* _What to do_
From the entries below, copy out every line with "dried" in it.

Data entries
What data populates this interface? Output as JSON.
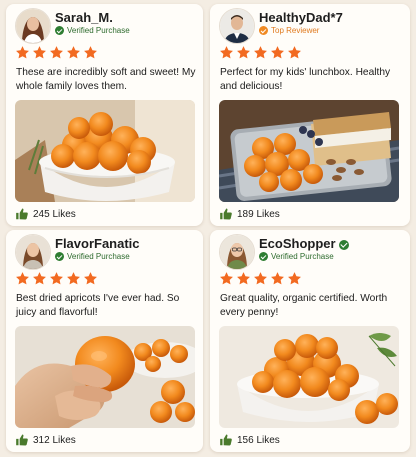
{
  "colors": {
    "star": "#f26a21",
    "verified": "#2e7d32",
    "top_reviewer": "#f08a24",
    "thumb": "#4a7a2c"
  },
  "reviews": [
    {
      "user": "Sarah_M.",
      "badge": "Verified Purchase",
      "badge_type": "verified",
      "name_check": false,
      "rating": 5,
      "text": "These are incredibly soft and sweet! My whole family loves them.",
      "likes": "245 Likes",
      "photo": "bowl-of-dried-apricots"
    },
    {
      "user": "HealthyDad*7",
      "badge": "Top Reviewer",
      "badge_type": "top",
      "name_check": false,
      "rating": 5,
      "text": "Perfect for my kids' lunchbox. Healthy and delicious!",
      "likes": "189 Likes",
      "photo": "lunchbox-with-apricots"
    },
    {
      "user": "FlavorFanatic",
      "badge": "Verified Purchase",
      "badge_type": "verified",
      "name_check": false,
      "rating": 5,
      "text": "Best dried apricots I've ever had. So juicy and flavorful!",
      "likes": "312 Likes",
      "photo": "hand-holding-apricot"
    },
    {
      "user": "EcoShopper",
      "badge": "Verified Purchase",
      "badge_type": "verified",
      "name_check": true,
      "rating": 5,
      "text": "Great quality, organic certified. Worth every penny!",
      "likes": "156 Likes",
      "photo": "bowl-of-apricots-with-leaves"
    }
  ]
}
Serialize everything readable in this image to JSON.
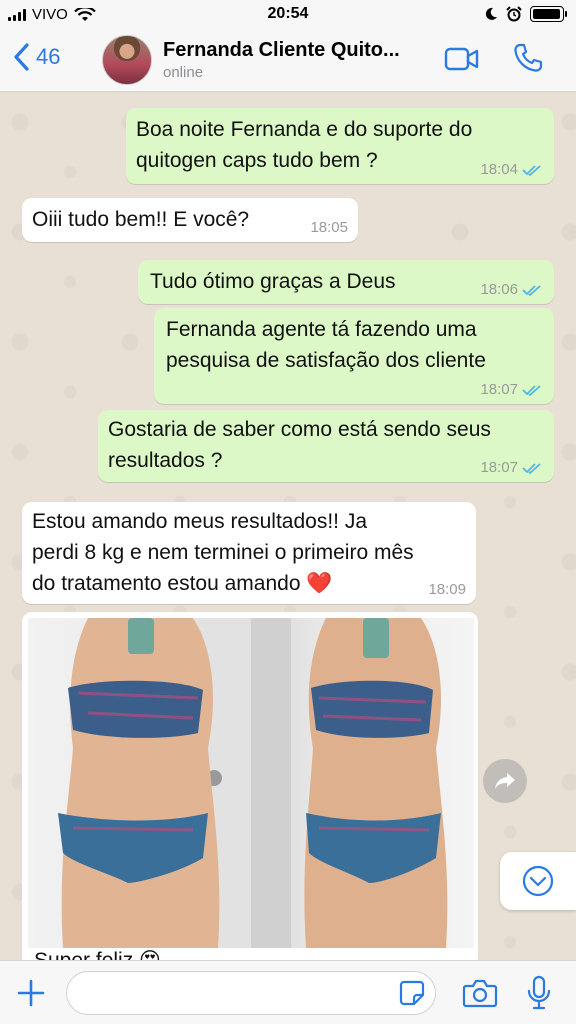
{
  "status_bar": {
    "carrier": "VIVO",
    "time": "20:54",
    "battery_level": 0.95
  },
  "header": {
    "back_count": "46",
    "contact_name": "Fernanda Cliente Quito...",
    "contact_status": "online"
  },
  "messages": [
    {
      "direction": "out",
      "lines": [
        "Boa noite Fernanda e do suporte do",
        "quitogen caps tudo bem ?"
      ],
      "time": "18:04",
      "read": true
    },
    {
      "direction": "in",
      "lines": [
        "Oiii tudo bem!! E você?"
      ],
      "time": "18:05"
    },
    {
      "direction": "out",
      "lines": [
        "Tudo ótimo graças a Deus"
      ],
      "time": "18:06",
      "read": true
    },
    {
      "direction": "out",
      "lines": [
        "Fernanda agente tá fazendo uma",
        "pesquisa de satisfação dos cliente"
      ],
      "time": "18:07",
      "read": true
    },
    {
      "direction": "out",
      "lines": [
        "Gostaria de saber como está sendo seus",
        "resultados ?"
      ],
      "time": "18:07",
      "read": true
    },
    {
      "direction": "in",
      "lines": [
        "Estou amando meus resultados!! Ja",
        "perdi 8 kg e nem terminei o primeiro mês",
        "do tratamento estou amando ❤️"
      ],
      "time": "18:09"
    }
  ],
  "media": {
    "caption": "Super feliz 😍"
  },
  "input": {
    "placeholder": ""
  },
  "colors": {
    "accent": "#2a7ae2",
    "outgoing_bubble": "#dcf8c6",
    "incoming_bubble": "#ffffff",
    "read_ticks": "#4fb6ec",
    "chat_background": "#e9e0d5"
  }
}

* _Solution for this exercise_
      "photo": "bowl-of-dried-apricots"
      "text": "Best dried apricots I've ever had. So juicy and flavorful!",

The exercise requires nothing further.